> WHAT TO PRODUCE
Each entry below should be echoed exactly, with pictures omitted.

Dataset listings of figures:

⁂

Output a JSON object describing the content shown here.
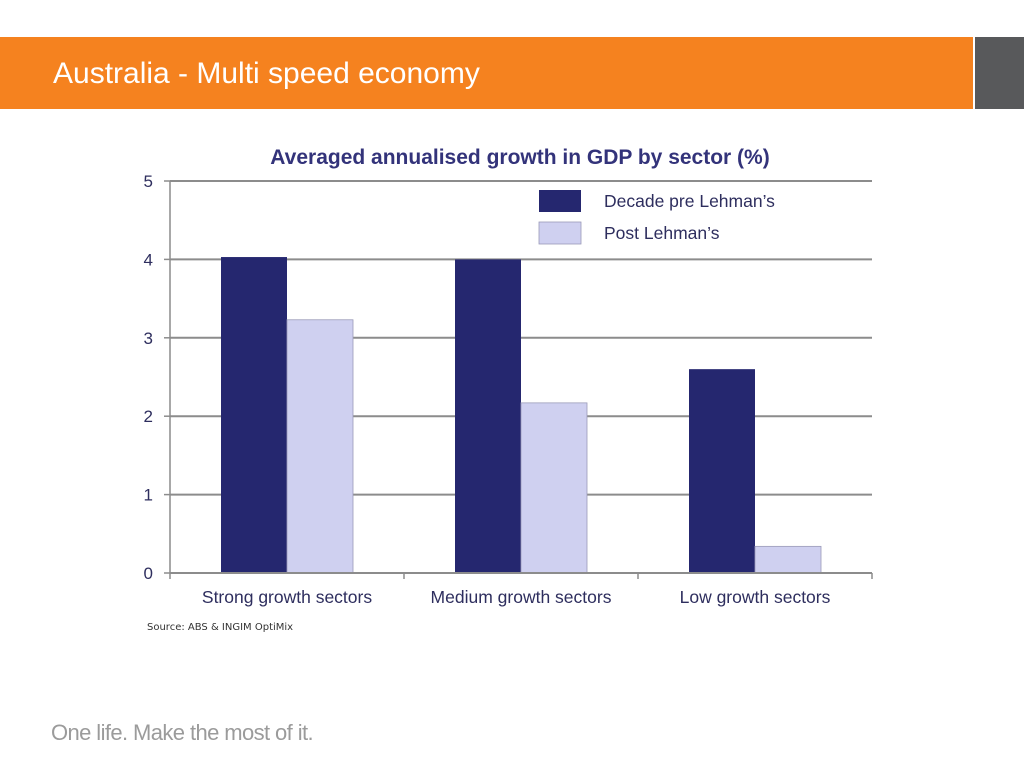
{
  "slide": {
    "title": "Australia - Multi speed economy",
    "source": "Source: ABS & INGIM OptiMix",
    "tagline": "One life. Make the most of it.",
    "colors": {
      "header": "#f5821f",
      "header_side": "#58595b"
    }
  },
  "chart_data": {
    "type": "bar",
    "title": "Averaged annualised growth in GDP by sector (%)",
    "categories": [
      "Strong growth sectors",
      "Medium growth sectors",
      "Low growth sectors"
    ],
    "series": [
      {
        "name": "Decade pre Lehman’s",
        "values": [
          4.03,
          4.0,
          2.6
        ],
        "color": "#25276f"
      },
      {
        "name": "Post Lehman’s",
        "values": [
          3.23,
          2.17,
          0.34
        ],
        "color": "#cfd0f0"
      }
    ],
    "ylim": [
      0,
      5
    ],
    "yticks": [
      0,
      1,
      2,
      3,
      4,
      5
    ],
    "xlabel": "",
    "ylabel": "",
    "grid": true,
    "legend": "top-right"
  }
}
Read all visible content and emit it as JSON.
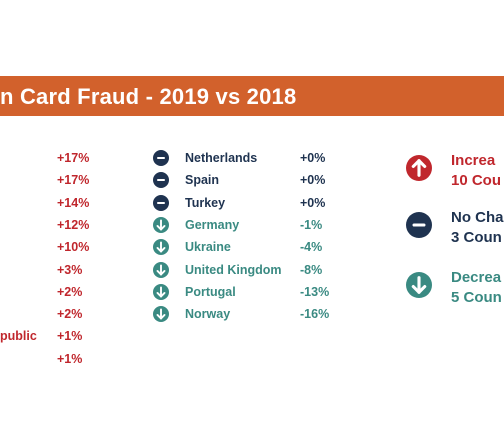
{
  "title": "n Card Fraud - 2019 vs 2018",
  "colors": {
    "increase": "#c0272d",
    "nochange": "#1f3350",
    "decrease": "#3a8a82",
    "banner": "#d2612c"
  },
  "chart_data": {
    "type": "table",
    "title": "n Card Fraud - 2019 vs 2018",
    "left_column": [
      {
        "country": "",
        "change": "+17%"
      },
      {
        "country": "",
        "change": "+17%"
      },
      {
        "country": "",
        "change": "+14%"
      },
      {
        "country": "",
        "change": "+12%"
      },
      {
        "country": "",
        "change": "+10%"
      },
      {
        "country": "",
        "change": "+3%"
      },
      {
        "country": "",
        "change": "+2%"
      },
      {
        "country": "",
        "change": "+2%"
      },
      {
        "country": "public",
        "change": "+1%"
      },
      {
        "country": "",
        "change": "+1%"
      }
    ],
    "right_column": [
      {
        "country": "Netherlands",
        "change": "+0%",
        "status": "nochange",
        "icon": "minus-circle-icon"
      },
      {
        "country": "Spain",
        "change": "+0%",
        "status": "nochange",
        "icon": "minus-circle-icon"
      },
      {
        "country": "Turkey",
        "change": "+0%",
        "status": "nochange",
        "icon": "minus-circle-icon"
      },
      {
        "country": "Germany",
        "change": "-1%",
        "status": "decrease",
        "icon": "arrow-down-circle-icon"
      },
      {
        "country": "Ukraine",
        "change": "-4%",
        "status": "decrease",
        "icon": "arrow-down-circle-icon"
      },
      {
        "country": "United Kingdom",
        "change": "-8%",
        "status": "decrease",
        "icon": "arrow-down-circle-icon"
      },
      {
        "country": "Portugal",
        "change": "-13%",
        "status": "decrease",
        "icon": "arrow-down-circle-icon"
      },
      {
        "country": "Norway",
        "change": "-16%",
        "status": "decrease",
        "icon": "arrow-down-circle-icon"
      }
    ],
    "legend": [
      {
        "status": "increase",
        "line1": "Increa",
        "line2": "10 Cou",
        "icon": "arrow-up-circle-icon"
      },
      {
        "status": "nochange",
        "line1": "No Cha",
        "line2": "3 Coun",
        "icon": "minus-circle-icon"
      },
      {
        "status": "decrease",
        "line1": "Decrea",
        "line2": "5 Coun",
        "icon": "arrow-down-circle-icon"
      }
    ]
  }
}
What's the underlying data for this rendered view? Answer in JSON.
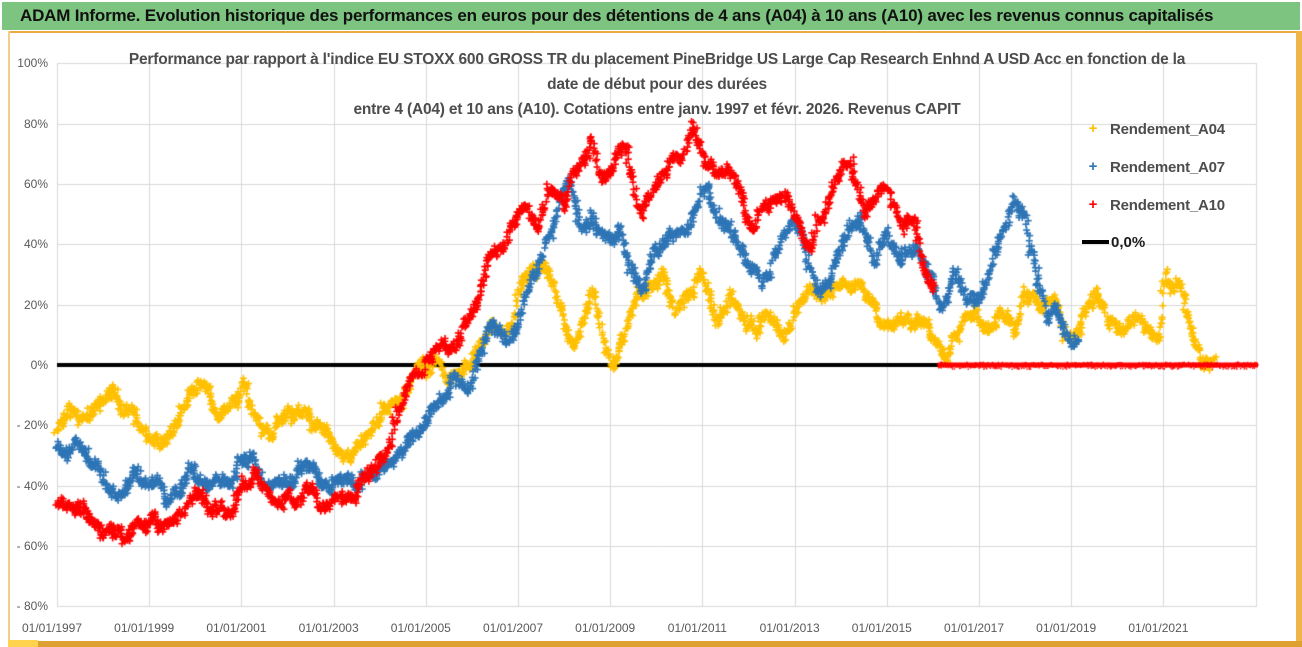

⁂

> THE OUTPUT
Output a JSON object describing the content shown here.
{
  "slide": {
    "title": "Australia - Multi speed economy",
    "source": "Source: ABS & INGIM OptiMix",
    "tagline": "One life. Make the most of it.",
    "colors": {
      "header": "#f5821f",
      "header_side": "#58595b"
    }
  },
  "chart_data": {
    "type": "bar",
    "title": "Averaged annualised growth in GDP by sector (%)",
    "categories": [
      "Strong growth sectors",
      "Medium growth sectors",
      "Low growth sectors"
    ],
    "series": [
      {
        "name": "Decade pre Lehman’s",
        "values": [
          4.03,
          4.0,
          2.6
        ],
        "color": "#25276f"
      },
      {
        "name": "Post Lehman’s",
        "values": [
          3.23,
          2.17,
          0.34
        ],
        "color": "#cfd0f0"
      }
    ],
    "ylim": [
      0,
      5
    ],
    "yticks": [
      0,
      1,
      2,
      3,
      4,
      5
    ],
    "xlabel": "",
    "ylabel": "",
    "grid": true,
    "legend": "top-right"
  }
}
Read all visible content and emit it as JSON.
{
  "title": "n Card Fraud - 2019 vs 2018",
  "colors": {
    "increase": "#c0272d",
    "nochange": "#1f3350",
    "decrease": "#3a8a82",
    "banner": "#d2612c"
  },
  "chart_data": {
    "type": "table",
    "title": "n Card Fraud - 2019 vs 2018",
    "left_column": [
      {
        "country": "",
        "change": "+17%"
      },
      {
        "country": "",
        "change": "+17%"
      },
      {
        "country": "",
        "change": "+14%"
      },
      {
        "country": "",
        "change": "+12%"
      },
      {
        "country": "",
        "change": "+10%"
      },
      {
        "country": "",
        "change": "+3%"
      },
      {
        "country": "",
        "change": "+2%"
      },
      {
        "country": "",
        "change": "+2%"
      },
      {
        "country": "public",
        "change": "+1%"
      },
      {
        "country": "",
        "change": "+1%"
      }
    ],
    "right_column": [
      {
        "country": "Netherlands",
        "change": "+0%",
        "status": "nochange",
        "icon": "minus-circle-icon"
      },
      {
        "country": "Spain",
        "change": "+0%",
        "status": "nochange",
        "icon": "minus-circle-icon"
      },
      {
        "country": "Turkey",
        "change": "+0%",
        "status": "nochange",
        "icon": "minus-circle-icon"
      },
      {
        "country": "Germany",
        "change": "-1%",
        "status": "decrease",
        "icon": "arrow-down-circle-icon"
      },
      {
        "country": "Ukraine",
        "change": "-4%",
        "status": "decrease",
        "icon": "arrow-down-circle-icon"
      },
      {
        "country": "United Kingdom",
        "change": "-8%",
        "status": "decrease",
        "icon": "arrow-down-circle-icon"
      },
      {
        "country": "Portugal",
        "change": "-13%",
        "status": "decrease",
        "icon": "arrow-down-circle-icon"
      },
      {
        "country": "Norway",
        "change": "-16%",
        "status": "decrease",
        "icon": "arrow-down-circle-icon"
      }
    ],
    "legend": [
      {
        "status": "increase",
        "line1": "Increa",
        "line2": "10 Cou",
        "icon": "arrow-up-circle-icon"
      },
      {
        "status": "nochange",
        "line1": "No Cha",
        "line2": "3 Coun",
        "icon": "minus-circle-icon"
      },
      {
        "status": "decrease",
        "line1": "Decrea",
        "line2": "5 Coun",
        "icon": "arrow-down-circle-icon"
      }
    ]
  }
}
What's the underlying data for this rendered view? Answer in JSON.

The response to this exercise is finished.